Requirement 1: Please list every person that the euthanasia-cards article names with a title such as Mr, Baroness or Lord.
Requirement 2: Duplicate the stretch of the euthanasia-cards article from "This was a reference" through "a nursing home." word for word.
Requirement 3: Condense the paragraph of the euthanasia-cards article that begins "He mentioned the comments of Lord McColl" into a shorter version that keeps its main facts.

Passage shown:
::::::::

Wednesday, April 27, 2011

Fearful elderly people carry 'anti-euthanasia cards'

Fearful elderly people carry 'anti-euthanasia cards'
The Telegraph ^ | 21 April, 2011 | Martin Beckford

Posted on Wednesday, April 27, 2011 9:11:52 AM by AustralianConservative

Elderly people in the Netherlands are so fearful of being killed by doctors that they carry cards saying they do not want euthanasia, according to a campaigner who says allowing assistant suicide in Britain would put the vulnerable at risk.
[...]


In an article published on BMJ.com on Friday, Mr Fitzpatrick wrote: “Disabled people, like others, and often with more reason, need to feel safe. Thus eroding what may already be a shaky sense of safety in medical care poses a further threat to disabled people’s wellbeing...and life itself.”

He cited the experience of Baroness Campbell of Surbiton, the disabled founder of Not Dead Yet, who was once told by doctors that they “presumed” she wouldn’t want resuscitation if she experienced complications during treatment.
[...]
He mentioned the comments of Lord McColl made in the House of Lords that in the Netherlands, where euthanasia has been officially legalised and regulated since 2002, doctors found the cases increasingly easy to carry out while “many elderly people in the Netherlands are so fearful of euthanasia that they carry cards around with them saying that they do not want it”.

This was a reference to the Dutch Patients’ Association (NPV), which has 70,000 members of whom at least 6,000 have “living will declarations” stating that they do not want euthanasia if they are taken into hospital or a nursing home.

Other Dutch people, however, make written declarations of their “will to die”.
Mr Fitzpatrick concluded: “These discussions are complex, involving deep moral questions that cannot and must not be treated as though they were merely matters of fact with clear and obvious answers that everyone must share, as though logic dictated it.

“The lives of many disabled people depend on resisting attempts to introduce a law legalising the intentional act of killing.”

::::::::

Supplied records:
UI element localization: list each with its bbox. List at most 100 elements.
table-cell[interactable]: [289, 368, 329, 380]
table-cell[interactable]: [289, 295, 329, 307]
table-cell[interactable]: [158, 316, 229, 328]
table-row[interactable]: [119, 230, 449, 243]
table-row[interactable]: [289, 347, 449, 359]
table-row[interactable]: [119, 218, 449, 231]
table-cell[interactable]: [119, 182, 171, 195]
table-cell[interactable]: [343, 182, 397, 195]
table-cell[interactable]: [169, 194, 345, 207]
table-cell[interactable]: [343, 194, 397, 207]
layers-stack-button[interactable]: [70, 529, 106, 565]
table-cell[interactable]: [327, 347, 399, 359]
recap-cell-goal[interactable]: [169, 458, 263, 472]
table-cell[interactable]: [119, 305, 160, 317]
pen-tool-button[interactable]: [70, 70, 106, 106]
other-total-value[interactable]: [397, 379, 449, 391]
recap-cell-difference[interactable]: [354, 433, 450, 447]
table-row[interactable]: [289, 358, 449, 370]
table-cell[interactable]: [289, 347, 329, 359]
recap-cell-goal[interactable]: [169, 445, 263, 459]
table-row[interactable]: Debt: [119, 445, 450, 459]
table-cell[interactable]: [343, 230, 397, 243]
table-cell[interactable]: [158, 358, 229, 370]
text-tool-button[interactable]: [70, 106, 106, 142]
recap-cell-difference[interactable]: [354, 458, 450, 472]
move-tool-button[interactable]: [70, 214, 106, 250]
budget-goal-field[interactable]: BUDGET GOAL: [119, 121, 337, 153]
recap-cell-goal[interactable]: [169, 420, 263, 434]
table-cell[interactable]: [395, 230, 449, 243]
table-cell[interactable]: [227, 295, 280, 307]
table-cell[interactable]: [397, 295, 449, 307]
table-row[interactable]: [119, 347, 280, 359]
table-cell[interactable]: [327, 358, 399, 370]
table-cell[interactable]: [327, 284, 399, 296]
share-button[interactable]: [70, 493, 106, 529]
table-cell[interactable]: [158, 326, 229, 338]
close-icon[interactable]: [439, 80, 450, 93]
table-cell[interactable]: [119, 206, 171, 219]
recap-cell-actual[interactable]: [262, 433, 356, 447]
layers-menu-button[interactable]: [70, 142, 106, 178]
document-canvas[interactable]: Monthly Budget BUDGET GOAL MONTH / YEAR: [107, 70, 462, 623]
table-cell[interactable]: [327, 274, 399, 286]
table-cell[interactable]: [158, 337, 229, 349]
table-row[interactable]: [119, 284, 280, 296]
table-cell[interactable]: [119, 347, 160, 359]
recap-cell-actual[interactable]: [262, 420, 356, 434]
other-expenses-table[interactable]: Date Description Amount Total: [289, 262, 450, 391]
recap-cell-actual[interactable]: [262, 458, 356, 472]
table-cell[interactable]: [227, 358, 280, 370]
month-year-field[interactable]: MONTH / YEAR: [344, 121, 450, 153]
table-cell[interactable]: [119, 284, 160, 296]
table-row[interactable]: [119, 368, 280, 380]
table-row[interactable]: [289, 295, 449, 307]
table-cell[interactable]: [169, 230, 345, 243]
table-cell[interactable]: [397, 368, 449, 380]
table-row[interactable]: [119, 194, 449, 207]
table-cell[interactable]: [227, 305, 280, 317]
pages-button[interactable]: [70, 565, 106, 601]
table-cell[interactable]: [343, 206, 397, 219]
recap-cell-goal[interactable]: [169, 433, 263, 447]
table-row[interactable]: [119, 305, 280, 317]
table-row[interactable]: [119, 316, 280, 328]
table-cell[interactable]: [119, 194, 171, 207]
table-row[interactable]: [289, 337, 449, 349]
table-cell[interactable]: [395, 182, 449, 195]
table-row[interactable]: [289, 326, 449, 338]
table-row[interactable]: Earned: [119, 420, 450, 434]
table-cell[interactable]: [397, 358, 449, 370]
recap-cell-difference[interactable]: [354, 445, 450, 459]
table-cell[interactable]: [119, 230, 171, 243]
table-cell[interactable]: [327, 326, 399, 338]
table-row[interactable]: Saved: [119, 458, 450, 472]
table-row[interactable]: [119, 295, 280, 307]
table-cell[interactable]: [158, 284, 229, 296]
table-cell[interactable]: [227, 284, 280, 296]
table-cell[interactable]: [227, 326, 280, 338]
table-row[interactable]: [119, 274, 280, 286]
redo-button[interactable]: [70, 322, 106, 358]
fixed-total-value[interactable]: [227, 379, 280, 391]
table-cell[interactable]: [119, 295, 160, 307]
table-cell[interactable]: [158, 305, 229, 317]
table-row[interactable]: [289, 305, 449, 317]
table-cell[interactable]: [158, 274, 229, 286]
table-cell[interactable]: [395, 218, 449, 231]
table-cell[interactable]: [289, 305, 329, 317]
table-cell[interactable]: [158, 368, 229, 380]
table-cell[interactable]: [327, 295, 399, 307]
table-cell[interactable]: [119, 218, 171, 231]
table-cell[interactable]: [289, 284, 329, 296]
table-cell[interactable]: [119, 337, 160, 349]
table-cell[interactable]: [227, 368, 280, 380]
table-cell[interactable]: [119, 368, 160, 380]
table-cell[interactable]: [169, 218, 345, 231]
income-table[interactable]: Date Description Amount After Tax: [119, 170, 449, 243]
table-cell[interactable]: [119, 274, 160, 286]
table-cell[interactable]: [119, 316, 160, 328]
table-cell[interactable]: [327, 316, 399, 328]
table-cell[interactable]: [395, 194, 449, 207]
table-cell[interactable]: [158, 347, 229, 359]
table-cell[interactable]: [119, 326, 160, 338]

::::::::

Written solution 1:
Mr Fitzpatrick
Baroness Campbell of Surbiton
Lord McColl

Written solution 2:
This was a reference to the Dutch Patients’ Association (NPV), which has 70,000 members of whom at least 6,000 have “living will declarations” stating that they do not want euthanasia if they are taken into hospital or a nursing home.

Written solution 3: Mr Fitzpatrick cited Lord McColl's remarks in the House of Lords about the Netherlands, where euthanasia has been legal and regulated since 2002. According to Lord McColl, Dutch doctors found the cases increasingly easy to carry out, and many elderly people carried cards saying they did not want euthanasia.